_THE RECORDS_
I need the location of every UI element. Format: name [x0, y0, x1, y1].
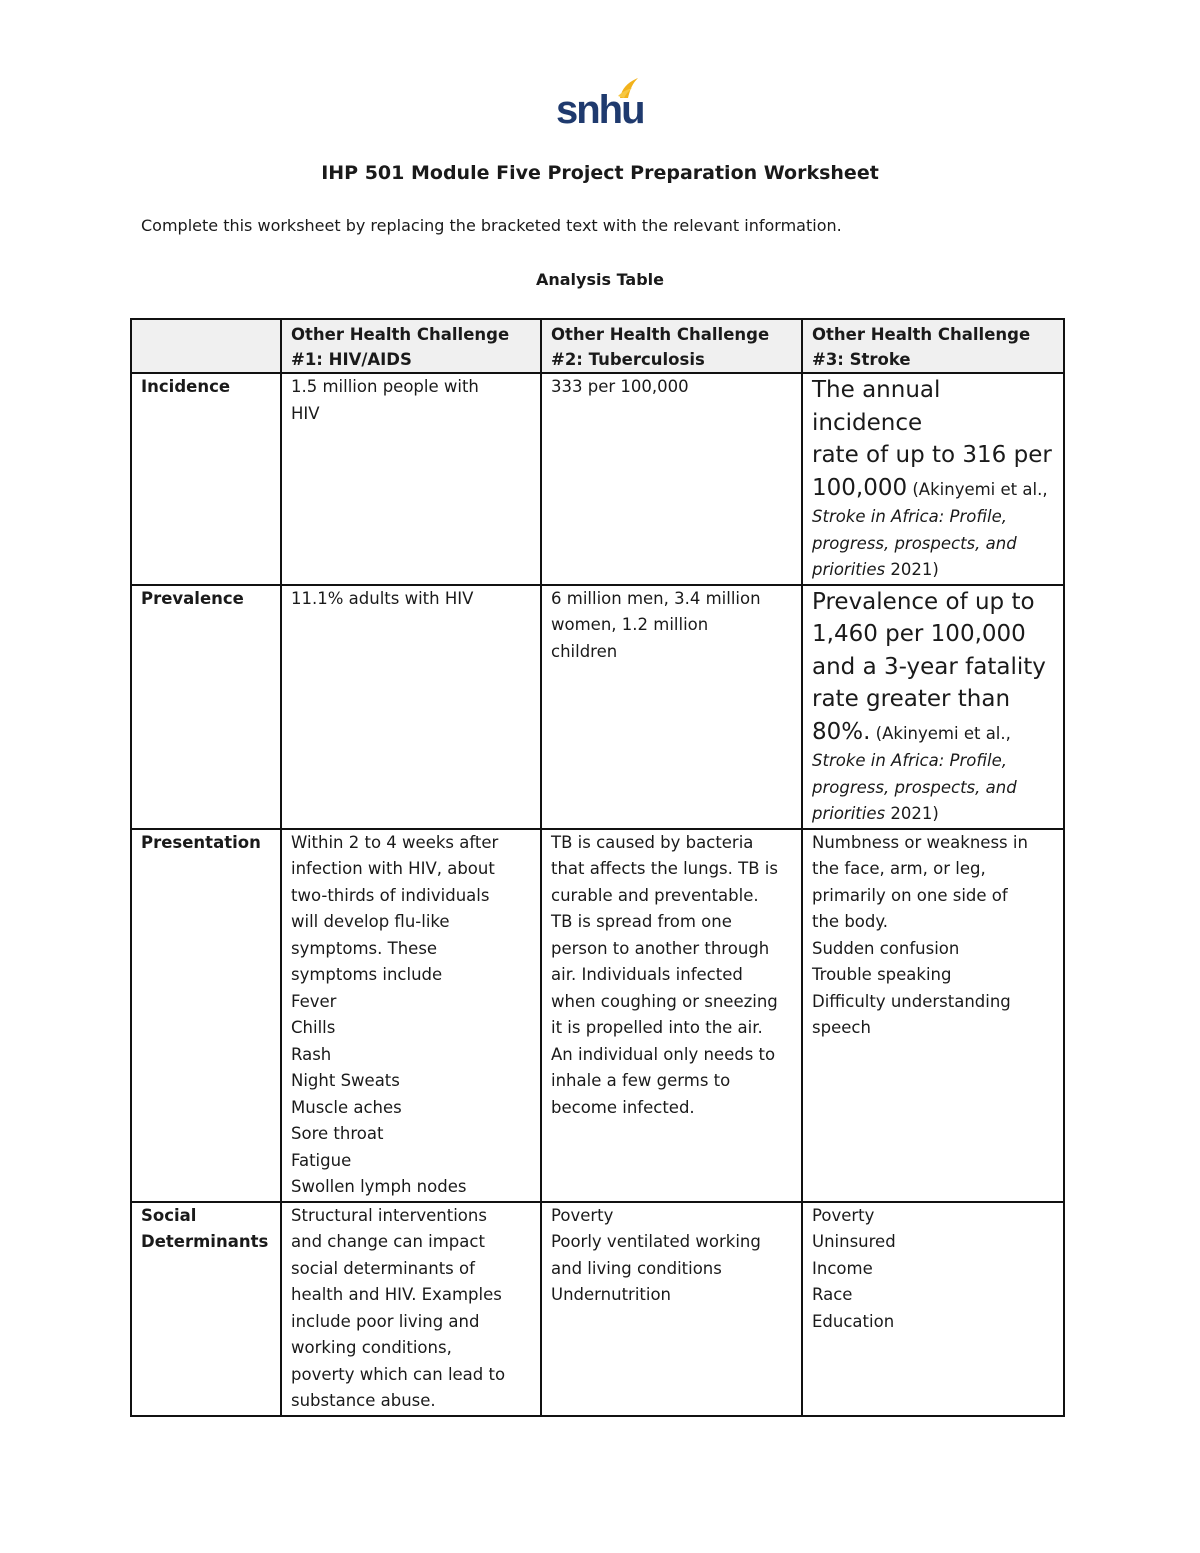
row-label-presentation: Presentation — [131, 829, 281, 1202]
cell-line: Sudden confusion — [812, 938, 960, 958]
cell-line: include poor living and — [291, 1311, 480, 1331]
cell-line: Numbness or weakness in — [812, 832, 1028, 852]
table-row — [131, 585, 1064, 829]
analysis-table — [130, 318, 1065, 1417]
cell-line: Poverty — [551, 1205, 614, 1225]
row-label-incidence: Incidence — [131, 373, 281, 585]
table-row — [131, 829, 1064, 1202]
cell-stroke-social-determinants — [802, 1202, 1064, 1416]
header-stroke: Other Health Challenge #3: Stroke — [802, 319, 1064, 373]
cell-line: health and HIV. Examples — [291, 1285, 502, 1304]
cell-line: Trouble speaking — [812, 965, 952, 984]
cell-line: and change can impact — [291, 1232, 485, 1251]
cell-line: social determinants of — [291, 1258, 475, 1278]
cell-line: poverty which can lead to — [291, 1364, 506, 1384]
page-title: IHP 501 Module Five Project Preparation Worksheet — [321, 162, 879, 184]
cell-hiv-presentation — [281, 829, 541, 1202]
cell-tb-social-determinants — [541, 1202, 802, 1416]
cell-line: when coughing or sneezing — [551, 991, 778, 1011]
cell-line: speech — [812, 1018, 871, 1037]
logo-text: snhu — [556, 88, 644, 132]
cell-line: Poorly ventilated working — [551, 1232, 761, 1251]
cell-line: Muscle aches — [291, 1097, 402, 1117]
cell-line: Uninsured — [812, 1232, 896, 1251]
cell-line: Race — [812, 1285, 853, 1304]
header-hiv: Other Health Challenge #1: HIV/AIDS — [281, 319, 541, 373]
table-row — [131, 1202, 1064, 1416]
cell-line: An individual only needs to — [551, 1044, 776, 1064]
instructions: Complete this worksheet by replacing the bracketed text with the relevant information. — [141, 216, 842, 235]
cell-line: Education — [812, 1311, 895, 1331]
row-label-social-determinants: Social Determinants — [131, 1202, 281, 1416]
cell-line: become infected. — [551, 1097, 695, 1117]
cell-tb-presentation — [541, 829, 802, 1202]
cell-line: Fatigue — [291, 1150, 352, 1170]
cell-line: Undernutrition — [551, 1285, 672, 1304]
cell-line: Rash — [291, 1044, 332, 1064]
cell-line: Swollen lymph nodes — [291, 1177, 467, 1196]
header-empty-cell — [131, 319, 281, 373]
table-row — [131, 373, 1064, 585]
cell-hiv-prevalence: 11.1% adults with HIV — [281, 585, 541, 829]
cell-line: and living conditions — [551, 1258, 722, 1278]
row-label-prevalence: Prevalence — [131, 585, 281, 829]
cell-tb-incidence: 333 per 100,000 — [541, 373, 802, 585]
cell-tb-prevalence: 6 million men, 3.4 million women, 1.2 million children — [541, 585, 802, 829]
cell-line: Chills — [291, 1018, 336, 1037]
cell-line: Within 2 to 4 weeks after — [291, 832, 499, 852]
cell-line: person to another through — [551, 938, 770, 958]
cell-hiv-social-determinants — [281, 1202, 541, 1416]
cell-line: symptoms include — [291, 965, 443, 984]
cell-line: it is propelled into the air. — [551, 1018, 763, 1037]
cell-hiv-incidence: 1.5 million people with HIV — [281, 373, 541, 585]
cell-line: Structural interventions — [291, 1205, 487, 1225]
cell-line: Poverty — [812, 1205, 875, 1225]
cell-line: TB is caused by bacteria — [551, 832, 754, 852]
table-header-row — [131, 319, 1064, 373]
cell-line: Difficulty understanding — [812, 991, 1011, 1011]
cell-line: infection with HIV, about — [291, 859, 495, 878]
cell-line: Fever — [291, 991, 337, 1011]
cell-line: symptoms. These — [291, 938, 438, 958]
cell-line: two-thirds of individuals — [291, 885, 490, 905]
cell-line: the face, arm, or leg, — [812, 859, 986, 878]
header-tb: Other Health Challenge #2: Tuberculosis — [541, 319, 802, 373]
cell-line: inhale a few germs to — [551, 1071, 731, 1090]
cell-stroke-prevalence: Prevalence of up to 1,460 per 100,000 and a 3-year fatality rate greater than 80%. (Akinyemi et al., Stroke in Africa: Profile, progress, prospects, and priorities 2021) — [802, 585, 1064, 829]
cell-line: will develop flu-like — [291, 912, 450, 931]
cell-line: working conditions, — [291, 1338, 452, 1357]
cell-line: air. Individuals infected — [551, 965, 743, 984]
cell-line: Sore throat — [291, 1124, 384, 1143]
cell-stroke-incidence: The annual incidence rate of up to 316 per 100,000 (Akinyemi et al., Stroke in Africa: Profile, progress, prospects, and priorities 2021) — [802, 373, 1064, 585]
cell-line: Night Sweats — [291, 1071, 400, 1090]
cell-line: primarily on one side of — [812, 885, 1008, 905]
cell-line: curable and preventable. — [551, 885, 759, 905]
table-title: Analysis Table — [535, 270, 665, 289]
cell-line: that affects the lungs. TB is — [551, 859, 778, 878]
snhu-logo — [556, 76, 644, 132]
cell-line: substance abuse. — [291, 1391, 436, 1410]
cell-line: TB is spread from one — [551, 912, 732, 931]
cell-line: the body. — [812, 912, 889, 931]
cell-stroke-presentation — [802, 829, 1064, 1202]
cell-line: Income — [812, 1258, 873, 1278]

_WORK INSTRUCTIONS_
Every line above should be copied exactly, apart from any pictures.

_RESULT_
I need the location of every UI element. Format: name [x0, y0, x1, y1].
row-label-presentation: Presentation — [131, 829, 281, 1202]
cell-line: Sudden confusion — [812, 938, 960, 958]
cell-line: include poor living and — [291, 1311, 480, 1331]
cell-line: Numbness or weakness in — [812, 832, 1028, 852]
table-row — [131, 585, 1064, 829]
analysis-table — [130, 318, 1065, 1417]
cell-line: Poverty — [551, 1205, 614, 1225]
row-label-incidence: Incidence — [131, 373, 281, 585]
table-row — [131, 829, 1064, 1202]
cell-stroke-social-determinants — [802, 1202, 1064, 1416]
header-stroke: Other Health Challenge #3: Stroke — [802, 319, 1064, 373]
cell-line: health and HIV. Examples — [291, 1285, 502, 1304]
cell-line: Trouble speaking — [812, 965, 952, 984]
cell-line: and change can impact — [291, 1232, 485, 1251]
cell-line: social determinants of — [291, 1258, 475, 1278]
cell-line: poverty which can lead to — [291, 1364, 506, 1384]
page-title: IHP 501 Module Five Project Preparation Worksheet — [321, 162, 879, 184]
cell-hiv-presentation — [281, 829, 541, 1202]
cell-tb-social-determinants — [541, 1202, 802, 1416]
cell-line: when coughing or sneezing — [551, 991, 778, 1011]
cell-line: speech — [812, 1018, 871, 1037]
logo-text: snhu — [556, 88, 644, 132]
cell-line: Poorly ventilated working — [551, 1232, 761, 1251]
cell-line: Muscle aches — [291, 1097, 402, 1117]
cell-line: Uninsured — [812, 1232, 896, 1251]
cell-line: Race — [812, 1285, 853, 1304]
header-hiv: Other Health Challenge #1: HIV/AIDS — [281, 319, 541, 373]
table-row — [131, 1202, 1064, 1416]
cell-line: An individual only needs to — [551, 1044, 776, 1064]
instructions: Complete this worksheet by replacing the bracketed text with the relevant information. — [141, 216, 842, 235]
cell-line: Education — [812, 1311, 895, 1331]
row-label-social-determinants: Social Determinants — [131, 1202, 281, 1416]
cell-line: become infected. — [551, 1097, 695, 1117]
cell-tb-presentation — [541, 829, 802, 1202]
cell-line: Fatigue — [291, 1150, 352, 1170]
cell-line: Undernutrition — [551, 1285, 672, 1304]
cell-line: Rash — [291, 1044, 332, 1064]
cell-line: Swollen lymph nodes — [291, 1177, 467, 1196]
header-empty-cell — [131, 319, 281, 373]
table-row — [131, 373, 1064, 585]
cell-hiv-prevalence: 11.1% adults with HIV — [281, 585, 541, 829]
cell-line: and living conditions — [551, 1258, 722, 1278]
row-label-prevalence: Prevalence — [131, 585, 281, 829]
cell-tb-incidence: 333 per 100,000 — [541, 373, 802, 585]
cell-tb-prevalence: 6 million men, 3.4 million women, 1.2 million children — [541, 585, 802, 829]
cell-line: Chills — [291, 1018, 336, 1037]
cell-line: Within 2 to 4 weeks after — [291, 832, 499, 852]
cell-line: person to another through — [551, 938, 770, 958]
cell-hiv-social-determinants — [281, 1202, 541, 1416]
cell-line: symptoms include — [291, 965, 443, 984]
cell-line: it is propelled into the air. — [551, 1018, 763, 1037]
cell-hiv-incidence: 1.5 million people with HIV — [281, 373, 541, 585]
cell-line: Structural interventions — [291, 1205, 487, 1225]
cell-line: Poverty — [812, 1205, 875, 1225]
cell-line: TB is caused by bacteria — [551, 832, 754, 852]
table-header-row — [131, 319, 1064, 373]
cell-line: Difficulty understanding — [812, 991, 1011, 1011]
cell-line: infection with HIV, about — [291, 859, 495, 878]
cell-line: Fever — [291, 991, 337, 1011]
cell-line: symptoms. These — [291, 938, 438, 958]
cell-line: two-thirds of individuals — [291, 885, 490, 905]
cell-line: the face, arm, or leg, — [812, 859, 986, 878]
header-tb: Other Health Challenge #2: Tuberculosis — [541, 319, 802, 373]
cell-line: inhale a few germs to — [551, 1071, 731, 1090]
cell-stroke-prevalence: Prevalence of up to 1,460 per 100,000 and a 3-year fatality rate greater than 80%. (Akinyemi et al., Stroke in Africa: Profile, progress, prospects, and priorities 2021) — [802, 585, 1064, 829]
cell-line: will develop flu-like — [291, 912, 450, 931]
cell-line: working conditions, — [291, 1338, 452, 1357]
cell-line: air. Individuals infected — [551, 965, 743, 984]
cell-line: Sore throat — [291, 1124, 384, 1143]
cell-stroke-incidence: The annual incidence rate of up to 316 per 100,000 (Akinyemi et al., Stroke in Africa: Profile, progress, prospects, and priorities 2021) — [802, 373, 1064, 585]
cell-line: Night Sweats — [291, 1071, 400, 1090]
cell-line: primarily on one side of — [812, 885, 1008, 905]
cell-line: curable and preventable. — [551, 885, 759, 905]
table-title: Analysis Table — [535, 270, 665, 289]
cell-line: that affects the lungs. TB is — [551, 859, 778, 878]
snhu-logo — [556, 76, 644, 132]
cell-line: substance abuse. — [291, 1391, 436, 1410]
cell-line: TB is spread from one — [551, 912, 732, 931]
cell-line: the body. — [812, 912, 889, 931]
cell-stroke-presentation — [802, 829, 1064, 1202]
cell-line: Income — [812, 1258, 873, 1278]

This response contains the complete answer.